Dataset entries –
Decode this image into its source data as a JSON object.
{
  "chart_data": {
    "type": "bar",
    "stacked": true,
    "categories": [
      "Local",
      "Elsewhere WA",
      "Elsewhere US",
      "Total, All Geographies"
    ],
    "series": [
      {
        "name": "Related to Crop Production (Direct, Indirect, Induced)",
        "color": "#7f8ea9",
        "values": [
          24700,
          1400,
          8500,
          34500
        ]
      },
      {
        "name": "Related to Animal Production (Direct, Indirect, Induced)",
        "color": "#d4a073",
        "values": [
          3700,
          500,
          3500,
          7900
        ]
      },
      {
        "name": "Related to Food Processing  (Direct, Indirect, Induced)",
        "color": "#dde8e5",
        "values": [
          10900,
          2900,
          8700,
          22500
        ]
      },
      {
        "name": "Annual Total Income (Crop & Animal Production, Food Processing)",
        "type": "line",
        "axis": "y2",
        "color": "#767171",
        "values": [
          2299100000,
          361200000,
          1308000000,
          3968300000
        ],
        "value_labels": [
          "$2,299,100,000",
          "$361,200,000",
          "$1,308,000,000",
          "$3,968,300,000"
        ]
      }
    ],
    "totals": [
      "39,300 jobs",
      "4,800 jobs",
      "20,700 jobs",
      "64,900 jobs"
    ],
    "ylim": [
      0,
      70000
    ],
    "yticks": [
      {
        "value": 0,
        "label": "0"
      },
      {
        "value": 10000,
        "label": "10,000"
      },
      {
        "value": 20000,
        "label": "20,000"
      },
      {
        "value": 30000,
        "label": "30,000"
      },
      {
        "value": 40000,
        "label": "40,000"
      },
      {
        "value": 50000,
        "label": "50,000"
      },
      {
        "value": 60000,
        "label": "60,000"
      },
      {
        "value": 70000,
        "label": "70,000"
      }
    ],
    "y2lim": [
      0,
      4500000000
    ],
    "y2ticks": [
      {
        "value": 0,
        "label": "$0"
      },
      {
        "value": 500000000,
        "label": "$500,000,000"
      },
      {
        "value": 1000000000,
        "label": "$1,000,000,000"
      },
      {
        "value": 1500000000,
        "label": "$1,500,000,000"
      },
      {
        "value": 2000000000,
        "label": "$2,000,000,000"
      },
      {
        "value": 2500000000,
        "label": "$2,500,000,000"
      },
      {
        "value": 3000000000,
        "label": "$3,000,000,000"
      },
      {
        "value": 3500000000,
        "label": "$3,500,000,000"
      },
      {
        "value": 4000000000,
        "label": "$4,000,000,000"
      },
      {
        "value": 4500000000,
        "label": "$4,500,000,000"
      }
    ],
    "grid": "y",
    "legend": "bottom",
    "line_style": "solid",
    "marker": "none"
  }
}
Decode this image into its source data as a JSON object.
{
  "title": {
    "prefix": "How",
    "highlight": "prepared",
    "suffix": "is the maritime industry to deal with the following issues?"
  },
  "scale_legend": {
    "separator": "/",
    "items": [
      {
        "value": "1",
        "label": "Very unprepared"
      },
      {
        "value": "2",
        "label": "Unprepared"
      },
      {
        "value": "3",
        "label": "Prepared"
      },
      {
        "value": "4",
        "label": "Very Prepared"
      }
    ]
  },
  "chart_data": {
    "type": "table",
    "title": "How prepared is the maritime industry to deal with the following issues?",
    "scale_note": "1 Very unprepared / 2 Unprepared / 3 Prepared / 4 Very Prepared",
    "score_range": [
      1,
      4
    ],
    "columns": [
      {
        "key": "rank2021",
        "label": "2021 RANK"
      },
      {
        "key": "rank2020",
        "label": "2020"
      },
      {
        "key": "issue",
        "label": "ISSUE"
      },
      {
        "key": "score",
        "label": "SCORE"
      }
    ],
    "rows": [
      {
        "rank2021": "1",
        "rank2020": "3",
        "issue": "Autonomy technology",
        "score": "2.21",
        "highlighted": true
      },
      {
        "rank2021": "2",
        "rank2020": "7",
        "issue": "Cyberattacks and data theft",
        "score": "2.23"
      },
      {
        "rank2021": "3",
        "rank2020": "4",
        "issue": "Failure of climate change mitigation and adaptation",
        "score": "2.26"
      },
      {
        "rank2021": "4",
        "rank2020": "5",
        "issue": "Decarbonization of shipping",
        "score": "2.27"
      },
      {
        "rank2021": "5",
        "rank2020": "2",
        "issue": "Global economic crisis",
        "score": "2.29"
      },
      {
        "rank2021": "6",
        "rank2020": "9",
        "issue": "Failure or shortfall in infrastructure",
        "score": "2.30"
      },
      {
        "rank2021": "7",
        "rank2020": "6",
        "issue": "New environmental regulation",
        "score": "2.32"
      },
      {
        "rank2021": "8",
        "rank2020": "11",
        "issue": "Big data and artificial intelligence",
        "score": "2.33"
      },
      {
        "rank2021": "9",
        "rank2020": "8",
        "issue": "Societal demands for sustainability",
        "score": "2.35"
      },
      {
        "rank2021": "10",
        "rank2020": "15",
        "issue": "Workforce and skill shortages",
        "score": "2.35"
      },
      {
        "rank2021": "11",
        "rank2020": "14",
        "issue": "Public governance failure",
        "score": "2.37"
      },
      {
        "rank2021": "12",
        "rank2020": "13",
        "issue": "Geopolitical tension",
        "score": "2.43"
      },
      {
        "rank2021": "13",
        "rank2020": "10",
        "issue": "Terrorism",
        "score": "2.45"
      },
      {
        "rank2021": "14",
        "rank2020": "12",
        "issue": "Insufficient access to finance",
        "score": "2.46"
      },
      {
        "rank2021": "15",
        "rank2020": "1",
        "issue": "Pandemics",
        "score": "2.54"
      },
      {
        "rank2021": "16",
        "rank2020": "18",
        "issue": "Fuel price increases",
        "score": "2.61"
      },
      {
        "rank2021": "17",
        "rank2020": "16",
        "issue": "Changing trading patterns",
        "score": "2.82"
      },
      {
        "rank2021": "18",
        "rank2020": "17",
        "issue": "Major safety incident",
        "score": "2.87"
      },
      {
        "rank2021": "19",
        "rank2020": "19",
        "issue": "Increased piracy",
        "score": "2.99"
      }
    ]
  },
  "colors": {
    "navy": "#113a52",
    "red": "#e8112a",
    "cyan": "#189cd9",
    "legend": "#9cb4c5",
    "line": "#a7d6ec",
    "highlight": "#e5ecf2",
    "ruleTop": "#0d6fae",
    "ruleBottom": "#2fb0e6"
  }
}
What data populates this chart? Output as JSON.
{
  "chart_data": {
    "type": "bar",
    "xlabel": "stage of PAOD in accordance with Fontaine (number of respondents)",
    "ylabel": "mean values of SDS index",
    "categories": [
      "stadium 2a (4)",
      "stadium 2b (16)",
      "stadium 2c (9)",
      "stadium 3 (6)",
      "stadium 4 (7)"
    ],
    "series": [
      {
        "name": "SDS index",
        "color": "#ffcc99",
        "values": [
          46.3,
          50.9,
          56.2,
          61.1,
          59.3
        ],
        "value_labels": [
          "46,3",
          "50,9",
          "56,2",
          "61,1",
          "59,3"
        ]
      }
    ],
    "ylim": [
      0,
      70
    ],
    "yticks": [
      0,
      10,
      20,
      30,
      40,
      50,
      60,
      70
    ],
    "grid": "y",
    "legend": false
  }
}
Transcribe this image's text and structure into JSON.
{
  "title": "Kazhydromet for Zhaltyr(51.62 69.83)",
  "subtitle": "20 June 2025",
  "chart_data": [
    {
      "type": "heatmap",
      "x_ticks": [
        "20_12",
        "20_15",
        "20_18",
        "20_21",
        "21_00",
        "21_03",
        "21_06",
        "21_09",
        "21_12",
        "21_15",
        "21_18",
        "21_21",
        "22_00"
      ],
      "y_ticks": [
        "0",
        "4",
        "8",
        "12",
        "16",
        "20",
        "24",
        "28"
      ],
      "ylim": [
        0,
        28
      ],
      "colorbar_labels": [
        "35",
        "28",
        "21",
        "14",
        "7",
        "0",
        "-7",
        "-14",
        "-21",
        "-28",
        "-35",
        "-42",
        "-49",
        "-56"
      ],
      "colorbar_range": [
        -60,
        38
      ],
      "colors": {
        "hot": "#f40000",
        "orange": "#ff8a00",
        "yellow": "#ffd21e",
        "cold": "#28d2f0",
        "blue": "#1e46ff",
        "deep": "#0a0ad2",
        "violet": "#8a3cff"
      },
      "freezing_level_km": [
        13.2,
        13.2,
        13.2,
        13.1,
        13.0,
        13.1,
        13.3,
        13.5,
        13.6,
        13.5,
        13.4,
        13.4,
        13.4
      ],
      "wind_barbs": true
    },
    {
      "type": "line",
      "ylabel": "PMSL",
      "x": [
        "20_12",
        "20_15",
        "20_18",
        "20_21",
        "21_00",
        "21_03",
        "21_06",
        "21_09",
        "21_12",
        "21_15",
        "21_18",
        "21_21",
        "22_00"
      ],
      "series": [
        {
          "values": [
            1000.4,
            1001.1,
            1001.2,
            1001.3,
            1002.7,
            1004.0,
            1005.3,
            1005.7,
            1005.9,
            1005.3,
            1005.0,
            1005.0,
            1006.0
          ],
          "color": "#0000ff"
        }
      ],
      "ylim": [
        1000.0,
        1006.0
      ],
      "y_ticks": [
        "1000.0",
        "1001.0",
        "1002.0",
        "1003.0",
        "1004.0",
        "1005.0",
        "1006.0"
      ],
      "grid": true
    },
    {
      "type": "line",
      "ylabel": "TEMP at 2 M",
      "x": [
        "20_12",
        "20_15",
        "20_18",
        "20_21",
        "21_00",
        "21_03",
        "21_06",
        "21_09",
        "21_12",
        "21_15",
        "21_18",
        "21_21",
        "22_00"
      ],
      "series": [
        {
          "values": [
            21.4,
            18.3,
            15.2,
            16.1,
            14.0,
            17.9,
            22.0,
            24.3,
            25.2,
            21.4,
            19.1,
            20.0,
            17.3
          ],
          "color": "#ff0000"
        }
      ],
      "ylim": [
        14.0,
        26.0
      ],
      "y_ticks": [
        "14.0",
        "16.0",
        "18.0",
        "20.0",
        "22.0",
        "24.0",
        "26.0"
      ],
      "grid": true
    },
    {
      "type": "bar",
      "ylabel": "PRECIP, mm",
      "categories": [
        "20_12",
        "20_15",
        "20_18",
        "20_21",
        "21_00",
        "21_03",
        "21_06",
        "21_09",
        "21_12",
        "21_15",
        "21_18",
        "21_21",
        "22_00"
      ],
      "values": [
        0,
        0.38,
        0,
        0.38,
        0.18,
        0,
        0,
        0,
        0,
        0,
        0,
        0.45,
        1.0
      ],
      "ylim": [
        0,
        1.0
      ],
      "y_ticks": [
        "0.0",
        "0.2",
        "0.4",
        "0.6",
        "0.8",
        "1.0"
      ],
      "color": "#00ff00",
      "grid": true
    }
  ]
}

Required work – Find the word "Induced" in the data and show each line that holds it.

Result of this task –
        "name": "Related to Crop Production (Direct, Indirect, Induced)",
        "name": "Related to Animal Production (Direct, Indirect, Induced)",
        "name": "Related to Food Processing  (Direct, Indirect, Induced)",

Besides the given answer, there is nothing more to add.